Goal - Every line below is to be copied exactly, with the pictures left out.

>> begin Dataset records

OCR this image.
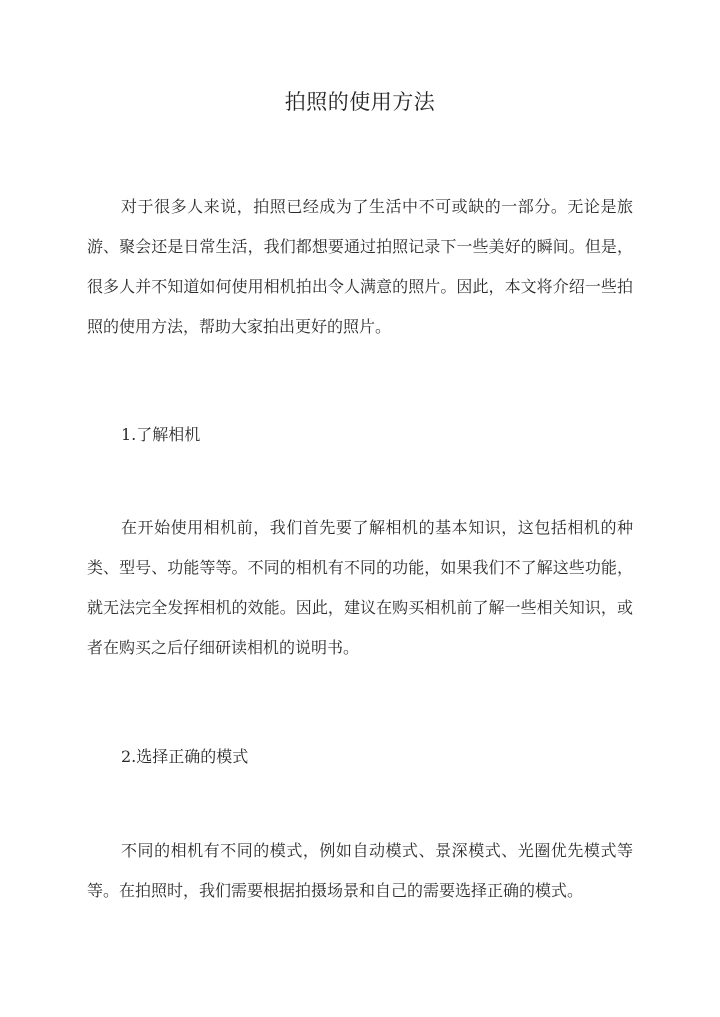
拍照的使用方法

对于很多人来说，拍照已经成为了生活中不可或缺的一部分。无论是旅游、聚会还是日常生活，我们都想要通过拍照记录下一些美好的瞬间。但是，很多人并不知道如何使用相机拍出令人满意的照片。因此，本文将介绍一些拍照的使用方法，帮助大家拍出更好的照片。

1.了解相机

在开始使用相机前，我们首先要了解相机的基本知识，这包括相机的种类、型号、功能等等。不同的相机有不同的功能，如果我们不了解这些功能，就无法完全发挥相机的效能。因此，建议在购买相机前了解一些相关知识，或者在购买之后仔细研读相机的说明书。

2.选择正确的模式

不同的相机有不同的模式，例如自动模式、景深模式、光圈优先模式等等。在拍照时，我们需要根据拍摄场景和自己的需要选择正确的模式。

>> end Dataset records

Solution for this problem -
OCR this image.
拍照的使用方法

对于很多人来说，拍照已经成为了生活中不可或缺的一部分。无论是旅游、聚会还是日常生活，我们都想要通过拍照记录下一些美好的瞬间。但是，很多人并不知道如何使用相机拍出令人满意的照片。因此，本文将介绍一些拍照的使用方法，帮助大家拍出更好的照片。

1.了解相机

在开始使用相机前，我们首先要了解相机的基本知识，这包括相机的种类、型号、功能等等。不同的相机有不同的功能，如果我们不了解这些功能，就无法完全发挥相机的效能。因此，建议在购买相机前了解一些相关知识，或者在购买之后仔细研读相机的说明书。

2.选择正确的模式

不同的相机有不同的模式，例如自动模式、景深模式、光圈优先模式等等。在拍照时，我们需要根据拍摄场景和自己的需要选择正确的模式。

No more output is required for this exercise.